Dataset entries:
** Begin **

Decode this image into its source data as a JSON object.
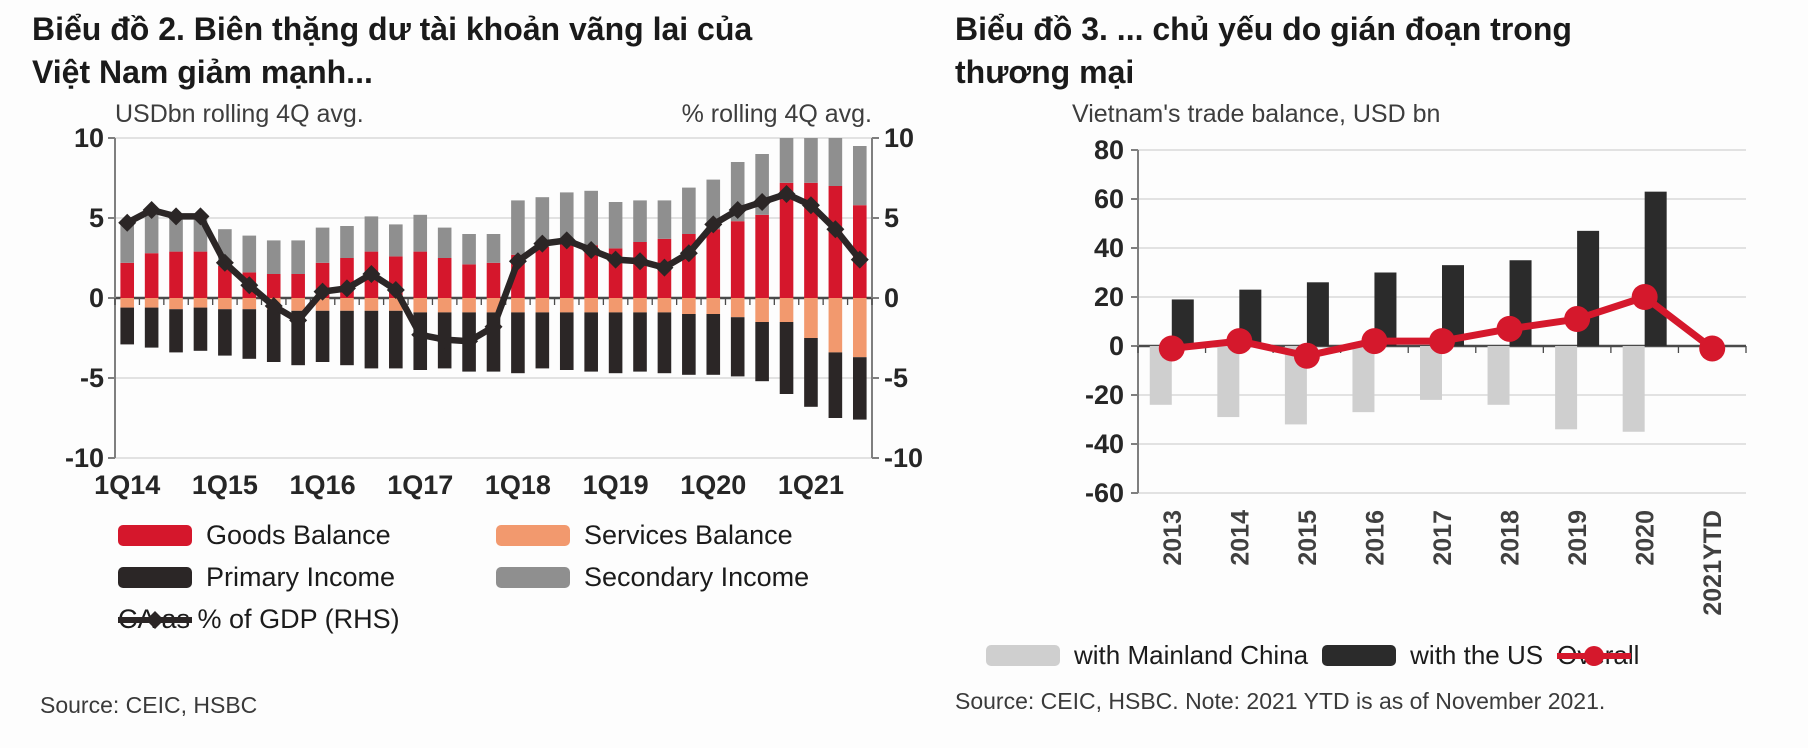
{
  "colors": {
    "goods": "#d5172c",
    "services": "#f2996e",
    "primary": "#2b2626",
    "secondary": "#8f8f8f",
    "ca_line": "#2b2626",
    "china": "#cfcfcf",
    "us": "#2b2b2b",
    "overall": "#d5182c",
    "grid": "#d9d9d9",
    "axis": "#7f7f7f",
    "zero": "#4a4a4a"
  },
  "left_panel": {
    "title_line1": "Biểu đồ 2. Biên thặng dư tài khoản vãng lai của",
    "title_line2": "Việt Nam giảm mạnh...",
    "axis_left_title": "USDbn rolling 4Q avg.",
    "axis_right_title": "% rolling 4Q avg.",
    "source": "Source: CEIC, HSBC",
    "legend": [
      {
        "label": "Goods Balance"
      },
      {
        "label": "Services Balance"
      },
      {
        "label": "Primary Income"
      },
      {
        "label": "Secondary Income"
      },
      {
        "label": "CA as % of GDP (RHS)"
      }
    ]
  },
  "right_panel": {
    "title_line1": "Biểu đồ 3. ... chủ yếu do gián đoạn trong",
    "title_line2": "thương mại",
    "subtitle": "Vietnam's trade balance, USD bn",
    "source": "Source: CEIC, HSBC. Note: 2021 YTD is as of November 2021.",
    "legend": [
      {
        "label": "with Mainland China"
      },
      {
        "label": "with the US"
      },
      {
        "label": "Overall"
      }
    ]
  },
  "chart_data": [
    {
      "type": "bar",
      "subtype": "stacked-bar-with-line",
      "title": "Biểu đồ 2. Biên thặng dư tài khoản vãng lai của Việt Nam giảm mạnh...",
      "ylabel_left": "USDbn rolling 4Q avg.",
      "ylabel_right": "% rolling 4Q avg.",
      "ylim": [
        -10,
        10
      ],
      "yticks": [
        10,
        5,
        0,
        -5,
        -10
      ],
      "grid": true,
      "legend_position": "bottom",
      "categories": [
        "1Q14",
        "2Q14",
        "3Q14",
        "4Q14",
        "1Q15",
        "2Q15",
        "3Q15",
        "4Q15",
        "1Q16",
        "2Q16",
        "3Q16",
        "4Q16",
        "1Q17",
        "2Q17",
        "3Q17",
        "4Q17",
        "1Q18",
        "2Q18",
        "3Q18",
        "4Q18",
        "1Q19",
        "2Q19",
        "3Q19",
        "4Q19",
        "1Q20",
        "2Q20",
        "3Q20",
        "4Q20",
        "1Q21",
        "2Q21",
        "3Q21"
      ],
      "x_tick_labels": [
        "1Q14",
        "1Q15",
        "1Q16",
        "1Q17",
        "1Q18",
        "1Q19",
        "1Q20",
        "1Q21"
      ],
      "x_tick_indices": [
        0,
        4,
        8,
        12,
        16,
        20,
        24,
        28
      ],
      "series": [
        {
          "name": "Goods Balance",
          "kind": "bar",
          "color": "#d5172c",
          "values": [
            2.2,
            2.8,
            2.9,
            2.9,
            2.0,
            1.6,
            1.5,
            1.5,
            2.2,
            2.5,
            2.9,
            2.6,
            2.9,
            2.5,
            2.1,
            2.2,
            2.7,
            3.2,
            3.5,
            3.3,
            3.1,
            3.5,
            3.7,
            4.0,
            4.3,
            4.8,
            5.2,
            7.2,
            7.2,
            7.0,
            5.8
          ]
        },
        {
          "name": "Services Balance",
          "kind": "bar",
          "color": "#f2996e",
          "values": [
            -0.6,
            -0.6,
            -0.7,
            -0.6,
            -0.7,
            -0.7,
            -0.7,
            -0.8,
            -0.8,
            -0.8,
            -0.8,
            -0.8,
            -0.9,
            -0.9,
            -0.9,
            -0.9,
            -0.9,
            -0.9,
            -0.9,
            -0.9,
            -0.9,
            -0.9,
            -0.9,
            -1.0,
            -1.0,
            -1.2,
            -1.5,
            -1.5,
            -2.5,
            -3.4,
            -3.7
          ]
        },
        {
          "name": "Primary Income",
          "kind": "bar",
          "color": "#2b2626",
          "values": [
            -2.3,
            -2.5,
            -2.7,
            -2.7,
            -2.9,
            -3.1,
            -3.3,
            -3.4,
            -3.2,
            -3.4,
            -3.6,
            -3.6,
            -3.6,
            -3.5,
            -3.7,
            -3.7,
            -3.8,
            -3.5,
            -3.6,
            -3.7,
            -3.8,
            -3.7,
            -3.8,
            -3.8,
            -3.8,
            -3.7,
            -3.7,
            -4.5,
            -4.3,
            -4.1,
            -3.9
          ]
        },
        {
          "name": "Secondary Income",
          "kind": "bar",
          "color": "#8f8f8f",
          "values": [
            2.4,
            2.5,
            2.2,
            2.1,
            2.3,
            2.3,
            2.1,
            2.1,
            2.2,
            2.0,
            2.2,
            2.0,
            2.3,
            1.9,
            1.9,
            1.8,
            3.4,
            3.1,
            3.1,
            3.4,
            2.9,
            2.6,
            2.4,
            2.9,
            3.1,
            3.7,
            3.8,
            2.8,
            2.8,
            3.0,
            3.7
          ]
        },
        {
          "name": "CA as % of GDP (RHS)",
          "kind": "line",
          "marker": "diamond",
          "color": "#2b2626",
          "values": [
            4.7,
            5.5,
            5.1,
            5.1,
            2.2,
            0.8,
            -0.5,
            -1.4,
            0.4,
            0.6,
            1.5,
            0.5,
            -2.3,
            -2.6,
            -2.7,
            -1.8,
            2.3,
            3.4,
            3.6,
            3.0,
            2.4,
            2.3,
            1.9,
            2.8,
            4.6,
            5.5,
            6.0,
            6.5,
            5.8,
            4.3,
            2.4
          ]
        }
      ]
    },
    {
      "type": "bar",
      "subtype": "grouped-bar-with-line",
      "title": "Biểu đồ 3. ... chủ yếu do gián đoạn trong thương mại",
      "subtitle": "Vietnam's trade balance, USD bn",
      "ylim": [
        -60,
        80
      ],
      "yticks": [
        80,
        60,
        40,
        20,
        0,
        -20,
        -40,
        -60
      ],
      "grid": true,
      "legend_position": "bottom",
      "categories": [
        "2013",
        "2014",
        "2015",
        "2016",
        "2017",
        "2018",
        "2019",
        "2020",
        "2021YTD"
      ],
      "series": [
        {
          "name": "with Mainland China",
          "kind": "bar",
          "color": "#cfcfcf",
          "values": [
            -24,
            -29,
            -32,
            -27,
            -22,
            -24,
            -34,
            -35,
            null
          ]
        },
        {
          "name": "with the US",
          "kind": "bar",
          "color": "#2b2b2b",
          "values": [
            19,
            23,
            26,
            30,
            33,
            35,
            47,
            63,
            null
          ]
        },
        {
          "name": "Overall",
          "kind": "line",
          "marker": "circle",
          "color": "#d5182c",
          "values": [
            -1,
            2,
            -4,
            2,
            2,
            7,
            11,
            20,
            -1
          ]
        }
      ]
    }
  ]
}
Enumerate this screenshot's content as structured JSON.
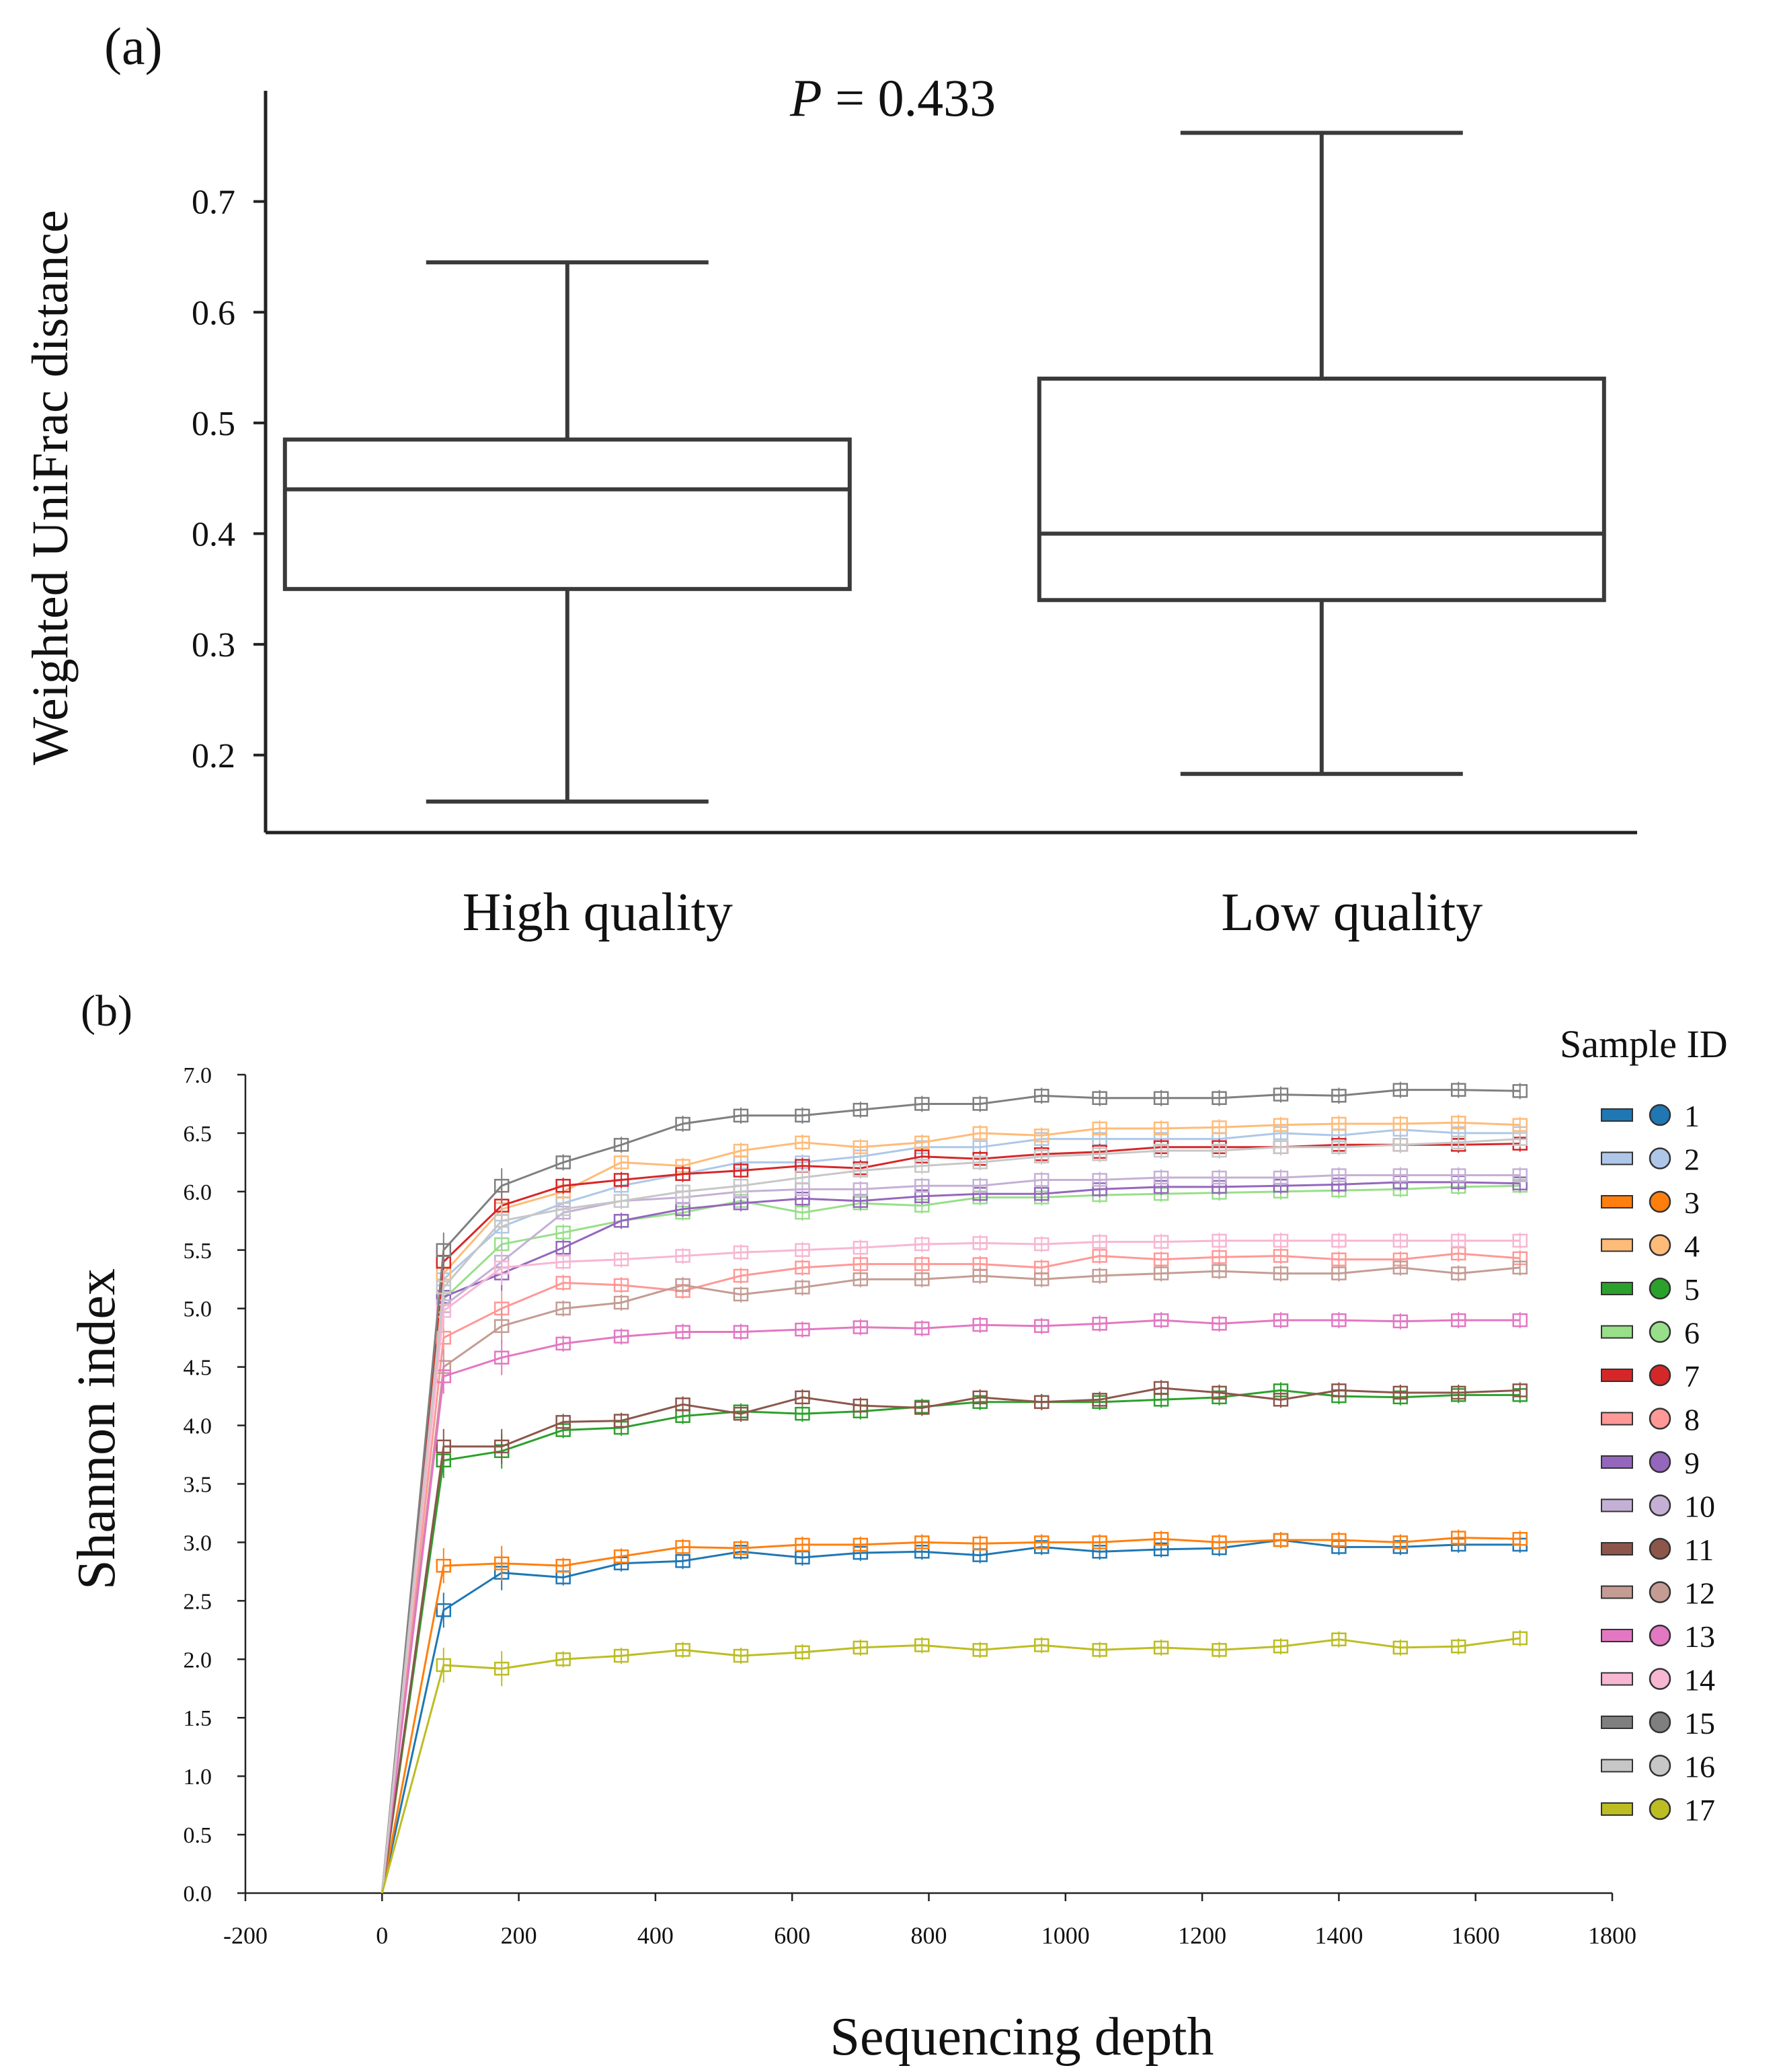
{
  "chart_data": [
    {
      "type": "box",
      "panel_label": "(a)",
      "annotation": {
        "prefix": "P",
        "text": " = 0.433"
      },
      "ylabel": "Weighted UniFrac distance",
      "xlabel": "",
      "ylim": [
        0.13,
        0.8
      ],
      "yticks": [
        "0.2",
        "0.3",
        "0.4",
        "0.5",
        "0.6",
        "0.7"
      ],
      "categories": [
        "High quality",
        "Low quality"
      ],
      "boxes": [
        {
          "name": "High quality",
          "min": 0.158,
          "q1": 0.35,
          "median": 0.44,
          "q3": 0.485,
          "max": 0.645
        },
        {
          "name": "Low quality",
          "min": 0.183,
          "q1": 0.34,
          "median": 0.4,
          "q3": 0.54,
          "max": 0.762
        }
      ]
    },
    {
      "type": "line",
      "panel_label": "(b)",
      "xlabel": "Sequencing depth",
      "ylabel": "Shannon index",
      "xlim": [
        -200,
        1800
      ],
      "ylim": [
        0,
        7
      ],
      "xticks": [
        "-200",
        "0",
        "200",
        "400",
        "600",
        "800",
        "1000",
        "1200",
        "1400",
        "1600",
        "1800"
      ],
      "yticks": [
        "0.0",
        "0.5",
        "1.0",
        "1.5",
        "2.0",
        "2.5",
        "3.0",
        "3.5",
        "4.0",
        "4.5",
        "5.0",
        "5.5",
        "6.0",
        "6.5",
        "7.0"
      ],
      "legend_title": "Sample ID",
      "x": [
        0,
        90,
        175,
        265,
        350,
        440,
        525,
        615,
        700,
        790,
        875,
        965,
        1050,
        1140,
        1225,
        1315,
        1400,
        1490,
        1575,
        1665
      ],
      "series": [
        {
          "name": "1",
          "color": "#1f77b4",
          "values": [
            0,
            2.42,
            2.74,
            2.7,
            2.82,
            2.84,
            2.92,
            2.87,
            2.91,
            2.92,
            2.89,
            2.96,
            2.92,
            2.94,
            2.95,
            3.02,
            2.96,
            2.96,
            2.98,
            2.98
          ]
        },
        {
          "name": "2",
          "color": "#aec7e8",
          "values": [
            0,
            5.25,
            5.7,
            5.9,
            6.05,
            6.15,
            6.25,
            6.25,
            6.3,
            6.38,
            6.38,
            6.45,
            6.45,
            6.45,
            6.45,
            6.5,
            6.48,
            6.53,
            6.5,
            6.5
          ]
        },
        {
          "name": "3",
          "color": "#ff7f0e",
          "values": [
            0,
            2.8,
            2.82,
            2.8,
            2.88,
            2.96,
            2.95,
            2.98,
            2.98,
            3.0,
            2.99,
            3.0,
            3.0,
            3.03,
            3.0,
            3.02,
            3.02,
            3.0,
            3.04,
            3.03
          ]
        },
        {
          "name": "4",
          "color": "#ffbb78",
          "values": [
            0,
            5.3,
            5.85,
            6.0,
            6.25,
            6.22,
            6.35,
            6.42,
            6.38,
            6.42,
            6.5,
            6.48,
            6.54,
            6.54,
            6.55,
            6.57,
            6.58,
            6.58,
            6.59,
            6.57
          ]
        },
        {
          "name": "5",
          "color": "#2ca02c",
          "values": [
            0,
            3.7,
            3.78,
            3.96,
            3.98,
            4.08,
            4.12,
            4.1,
            4.12,
            4.16,
            4.2,
            4.2,
            4.2,
            4.22,
            4.24,
            4.3,
            4.25,
            4.24,
            4.26,
            4.26
          ]
        },
        {
          "name": "6",
          "color": "#98df8a",
          "values": [
            0,
            5.08,
            5.55,
            5.65,
            5.75,
            5.82,
            5.92,
            5.82,
            5.9,
            5.88,
            5.95,
            5.95,
            5.97,
            5.98,
            5.99,
            6.0,
            6.01,
            6.02,
            6.04,
            6.05
          ]
        },
        {
          "name": "7",
          "color": "#d62728",
          "values": [
            0,
            5.4,
            5.88,
            6.05,
            6.1,
            6.15,
            6.18,
            6.22,
            6.2,
            6.3,
            6.28,
            6.32,
            6.34,
            6.38,
            6.38,
            6.38,
            6.4,
            6.4,
            6.4,
            6.41
          ]
        },
        {
          "name": "8",
          "color": "#ff9896",
          "values": [
            0,
            4.75,
            5.0,
            5.22,
            5.2,
            5.15,
            5.28,
            5.35,
            5.38,
            5.38,
            5.38,
            5.35,
            5.45,
            5.42,
            5.44,
            5.45,
            5.42,
            5.42,
            5.47,
            5.43
          ]
        },
        {
          "name": "9",
          "color": "#9467bd",
          "values": [
            0,
            5.1,
            5.3,
            5.52,
            5.75,
            5.85,
            5.9,
            5.94,
            5.92,
            5.96,
            5.98,
            5.98,
            6.02,
            6.04,
            6.04,
            6.05,
            6.06,
            6.08,
            6.08,
            6.07
          ]
        },
        {
          "name": "10",
          "color": "#c5b0d5",
          "values": [
            0,
            5.02,
            5.4,
            5.82,
            5.92,
            5.95,
            6.0,
            6.02,
            6.02,
            6.05,
            6.05,
            6.1,
            6.1,
            6.12,
            6.12,
            6.12,
            6.14,
            6.14,
            6.14,
            6.14
          ]
        },
        {
          "name": "11",
          "color": "#8c564b",
          "values": [
            0,
            3.82,
            3.82,
            4.03,
            4.04,
            4.18,
            4.1,
            4.24,
            4.17,
            4.15,
            4.24,
            4.2,
            4.22,
            4.32,
            4.28,
            4.22,
            4.3,
            4.28,
            4.28,
            4.3
          ]
        },
        {
          "name": "12",
          "color": "#c49c94",
          "values": [
            0,
            4.5,
            4.85,
            5.0,
            5.05,
            5.2,
            5.12,
            5.18,
            5.25,
            5.25,
            5.28,
            5.25,
            5.28,
            5.3,
            5.32,
            5.3,
            5.3,
            5.35,
            5.3,
            5.35
          ]
        },
        {
          "name": "13",
          "color": "#e377c2",
          "values": [
            0,
            4.42,
            4.58,
            4.7,
            4.76,
            4.8,
            4.8,
            4.82,
            4.84,
            4.83,
            4.86,
            4.85,
            4.87,
            4.9,
            4.87,
            4.9,
            4.9,
            4.89,
            4.9,
            4.9
          ]
        },
        {
          "name": "14",
          "color": "#f7b6d2",
          "values": [
            0,
            4.98,
            5.35,
            5.4,
            5.42,
            5.45,
            5.48,
            5.5,
            5.52,
            5.55,
            5.56,
            5.55,
            5.57,
            5.57,
            5.58,
            5.58,
            5.58,
            5.58,
            5.58,
            5.58
          ]
        },
        {
          "name": "15",
          "color": "#7f7f7f",
          "values": [
            0,
            5.5,
            6.05,
            6.25,
            6.4,
            6.58,
            6.65,
            6.65,
            6.7,
            6.75,
            6.75,
            6.82,
            6.8,
            6.8,
            6.8,
            6.83,
            6.82,
            6.87,
            6.87,
            6.86
          ]
        },
        {
          "name": "16",
          "color": "#c7c7c7",
          "values": [
            0,
            5.18,
            5.75,
            5.85,
            5.92,
            6.0,
            6.05,
            6.12,
            6.18,
            6.22,
            6.25,
            6.3,
            6.32,
            6.35,
            6.35,
            6.38,
            6.38,
            6.4,
            6.42,
            6.45
          ]
        },
        {
          "name": "17",
          "color": "#bcbd22",
          "values": [
            0,
            1.95,
            1.92,
            2.0,
            2.03,
            2.08,
            2.03,
            2.06,
            2.1,
            2.12,
            2.08,
            2.12,
            2.08,
            2.1,
            2.08,
            2.11,
            2.17,
            2.1,
            2.11,
            2.18
          ]
        }
      ]
    }
  ]
}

** End **

■ **YOUR GOAL**
Consider the entries above and return each line with the string "trong".

■ **SOLUTION FOR THIS TASK**
    "title_line1": "Biểu đồ 3. ... chủ yếu do gián đoạn trong",
      "title": "Biểu đồ 3. ... chủ yếu do gián đoạn trong thương mại",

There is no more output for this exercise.